Directions:
For the material that follows, list every line containing the word "Italiana".
** Begin Material to process **
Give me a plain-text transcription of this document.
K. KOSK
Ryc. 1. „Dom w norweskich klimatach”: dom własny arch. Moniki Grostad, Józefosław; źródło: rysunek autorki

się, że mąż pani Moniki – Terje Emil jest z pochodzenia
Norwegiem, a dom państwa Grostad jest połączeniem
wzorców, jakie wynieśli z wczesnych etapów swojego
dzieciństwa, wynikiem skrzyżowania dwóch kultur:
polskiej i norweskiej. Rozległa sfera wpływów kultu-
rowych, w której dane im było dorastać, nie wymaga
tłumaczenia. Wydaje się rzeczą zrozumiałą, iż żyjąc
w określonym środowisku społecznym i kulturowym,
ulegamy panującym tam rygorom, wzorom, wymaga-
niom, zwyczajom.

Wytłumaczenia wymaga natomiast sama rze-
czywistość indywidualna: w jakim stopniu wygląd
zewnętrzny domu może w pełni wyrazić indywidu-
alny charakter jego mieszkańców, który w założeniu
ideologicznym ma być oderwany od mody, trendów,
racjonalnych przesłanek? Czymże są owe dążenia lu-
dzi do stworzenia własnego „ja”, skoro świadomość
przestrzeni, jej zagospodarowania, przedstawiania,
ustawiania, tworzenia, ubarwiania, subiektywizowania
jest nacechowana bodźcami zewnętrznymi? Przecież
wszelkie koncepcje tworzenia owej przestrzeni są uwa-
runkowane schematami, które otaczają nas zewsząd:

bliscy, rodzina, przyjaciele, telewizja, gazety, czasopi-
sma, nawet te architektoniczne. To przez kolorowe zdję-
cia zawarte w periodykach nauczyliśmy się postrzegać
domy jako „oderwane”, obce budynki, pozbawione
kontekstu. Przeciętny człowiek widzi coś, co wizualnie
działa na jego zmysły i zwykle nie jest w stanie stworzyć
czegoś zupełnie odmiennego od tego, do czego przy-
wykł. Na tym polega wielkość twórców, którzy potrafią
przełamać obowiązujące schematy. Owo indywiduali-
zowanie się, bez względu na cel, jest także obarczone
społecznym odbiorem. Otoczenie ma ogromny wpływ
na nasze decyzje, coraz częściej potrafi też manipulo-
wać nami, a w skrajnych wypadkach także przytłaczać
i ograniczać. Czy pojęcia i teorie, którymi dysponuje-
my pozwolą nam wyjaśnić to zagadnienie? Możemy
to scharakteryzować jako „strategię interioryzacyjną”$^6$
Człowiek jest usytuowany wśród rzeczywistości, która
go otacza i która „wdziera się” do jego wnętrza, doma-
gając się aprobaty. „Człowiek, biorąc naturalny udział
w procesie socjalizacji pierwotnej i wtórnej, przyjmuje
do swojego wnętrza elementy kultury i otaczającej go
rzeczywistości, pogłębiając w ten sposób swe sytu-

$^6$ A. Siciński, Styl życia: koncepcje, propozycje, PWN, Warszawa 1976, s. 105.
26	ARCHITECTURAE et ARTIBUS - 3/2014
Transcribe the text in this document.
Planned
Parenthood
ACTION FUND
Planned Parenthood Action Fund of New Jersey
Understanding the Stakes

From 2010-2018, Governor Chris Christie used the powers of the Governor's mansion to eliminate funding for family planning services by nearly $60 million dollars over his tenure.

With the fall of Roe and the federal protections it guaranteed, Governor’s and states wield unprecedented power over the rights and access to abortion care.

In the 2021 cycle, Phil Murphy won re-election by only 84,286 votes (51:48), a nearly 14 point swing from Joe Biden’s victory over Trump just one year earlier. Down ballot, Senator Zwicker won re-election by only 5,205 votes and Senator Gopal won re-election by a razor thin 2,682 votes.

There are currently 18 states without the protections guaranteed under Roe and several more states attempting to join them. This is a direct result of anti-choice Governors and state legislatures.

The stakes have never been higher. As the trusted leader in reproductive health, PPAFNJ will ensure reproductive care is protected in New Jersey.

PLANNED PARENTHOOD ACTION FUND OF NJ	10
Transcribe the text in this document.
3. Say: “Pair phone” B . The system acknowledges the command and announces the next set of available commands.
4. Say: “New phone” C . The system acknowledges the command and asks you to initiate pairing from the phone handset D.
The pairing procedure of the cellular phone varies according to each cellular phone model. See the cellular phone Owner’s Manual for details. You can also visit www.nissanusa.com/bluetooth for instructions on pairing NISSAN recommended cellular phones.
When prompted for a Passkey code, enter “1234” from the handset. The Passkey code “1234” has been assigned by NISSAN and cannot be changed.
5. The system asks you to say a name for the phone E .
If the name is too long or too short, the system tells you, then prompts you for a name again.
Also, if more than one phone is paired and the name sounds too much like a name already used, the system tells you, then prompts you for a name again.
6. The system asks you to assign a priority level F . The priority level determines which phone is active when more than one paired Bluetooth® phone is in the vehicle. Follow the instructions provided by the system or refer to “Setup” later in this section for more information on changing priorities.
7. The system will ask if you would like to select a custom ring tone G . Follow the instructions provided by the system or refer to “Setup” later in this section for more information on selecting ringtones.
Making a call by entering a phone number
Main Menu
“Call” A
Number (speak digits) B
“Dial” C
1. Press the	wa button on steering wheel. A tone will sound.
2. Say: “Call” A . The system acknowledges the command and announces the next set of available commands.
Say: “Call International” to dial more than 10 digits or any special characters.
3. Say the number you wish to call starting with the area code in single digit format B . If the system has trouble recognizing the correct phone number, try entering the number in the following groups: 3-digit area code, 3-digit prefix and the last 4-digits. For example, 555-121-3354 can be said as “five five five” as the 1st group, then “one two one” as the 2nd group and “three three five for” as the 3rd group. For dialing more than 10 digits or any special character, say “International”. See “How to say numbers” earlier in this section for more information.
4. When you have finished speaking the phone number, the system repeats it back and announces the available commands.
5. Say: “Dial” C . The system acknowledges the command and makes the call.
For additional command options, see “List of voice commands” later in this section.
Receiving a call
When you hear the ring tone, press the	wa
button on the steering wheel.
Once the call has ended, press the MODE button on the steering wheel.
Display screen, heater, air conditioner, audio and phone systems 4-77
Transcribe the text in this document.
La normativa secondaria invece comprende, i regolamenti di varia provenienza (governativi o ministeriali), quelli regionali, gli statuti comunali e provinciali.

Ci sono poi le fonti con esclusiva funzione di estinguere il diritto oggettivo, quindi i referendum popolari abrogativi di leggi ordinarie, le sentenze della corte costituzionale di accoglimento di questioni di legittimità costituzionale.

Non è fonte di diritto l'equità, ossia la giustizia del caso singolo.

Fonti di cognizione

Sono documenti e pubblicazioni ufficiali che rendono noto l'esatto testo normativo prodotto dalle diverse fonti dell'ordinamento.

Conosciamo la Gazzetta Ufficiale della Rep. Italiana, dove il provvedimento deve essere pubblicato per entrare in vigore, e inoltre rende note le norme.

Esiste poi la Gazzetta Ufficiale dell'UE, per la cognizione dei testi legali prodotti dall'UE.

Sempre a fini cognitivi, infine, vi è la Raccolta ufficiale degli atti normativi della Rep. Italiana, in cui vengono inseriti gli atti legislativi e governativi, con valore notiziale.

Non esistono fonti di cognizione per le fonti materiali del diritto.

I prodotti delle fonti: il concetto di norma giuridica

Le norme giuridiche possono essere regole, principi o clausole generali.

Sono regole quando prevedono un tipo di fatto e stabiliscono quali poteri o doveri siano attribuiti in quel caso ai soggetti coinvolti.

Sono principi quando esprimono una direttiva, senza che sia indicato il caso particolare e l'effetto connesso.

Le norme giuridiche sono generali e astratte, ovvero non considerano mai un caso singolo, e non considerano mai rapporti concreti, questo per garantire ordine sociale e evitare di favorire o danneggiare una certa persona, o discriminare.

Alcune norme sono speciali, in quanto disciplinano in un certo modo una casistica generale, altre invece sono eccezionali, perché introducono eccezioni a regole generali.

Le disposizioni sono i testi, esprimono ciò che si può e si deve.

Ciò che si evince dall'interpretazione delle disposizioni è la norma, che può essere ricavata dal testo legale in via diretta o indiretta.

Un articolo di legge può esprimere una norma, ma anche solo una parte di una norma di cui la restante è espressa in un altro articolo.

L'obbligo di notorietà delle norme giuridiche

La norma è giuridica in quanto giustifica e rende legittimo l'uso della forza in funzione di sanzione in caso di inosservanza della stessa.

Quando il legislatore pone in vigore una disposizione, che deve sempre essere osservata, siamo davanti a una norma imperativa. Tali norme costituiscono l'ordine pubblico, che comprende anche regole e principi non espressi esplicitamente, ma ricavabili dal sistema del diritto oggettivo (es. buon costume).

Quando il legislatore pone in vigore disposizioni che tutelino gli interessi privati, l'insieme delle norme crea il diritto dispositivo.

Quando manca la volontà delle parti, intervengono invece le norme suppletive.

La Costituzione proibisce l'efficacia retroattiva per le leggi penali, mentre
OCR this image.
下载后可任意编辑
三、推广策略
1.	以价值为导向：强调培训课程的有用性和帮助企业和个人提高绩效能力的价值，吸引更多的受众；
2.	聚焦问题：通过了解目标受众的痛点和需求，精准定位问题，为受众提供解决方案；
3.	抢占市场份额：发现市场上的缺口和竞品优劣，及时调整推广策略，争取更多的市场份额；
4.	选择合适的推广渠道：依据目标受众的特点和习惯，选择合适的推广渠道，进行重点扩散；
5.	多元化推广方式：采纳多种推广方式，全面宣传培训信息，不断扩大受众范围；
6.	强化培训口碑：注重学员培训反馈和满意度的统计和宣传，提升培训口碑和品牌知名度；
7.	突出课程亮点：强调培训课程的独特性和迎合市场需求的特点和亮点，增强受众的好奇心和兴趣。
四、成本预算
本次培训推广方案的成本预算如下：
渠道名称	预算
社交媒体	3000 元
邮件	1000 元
** End Material to process **
Exercise response:
Conosciamo la Gazzetta Ufficiale della Rep. Italiana, dove il provvedimento deve essere pubblicato per entrare in vigore, e inoltre rende note le norme.
Sempre a fini cognitivi, infine, vi è la Raccolta ufficiale degli atti normativi della Rep. Italiana, in cui vengono inseriti gli atti legislativi e governativi, con valore notiziale.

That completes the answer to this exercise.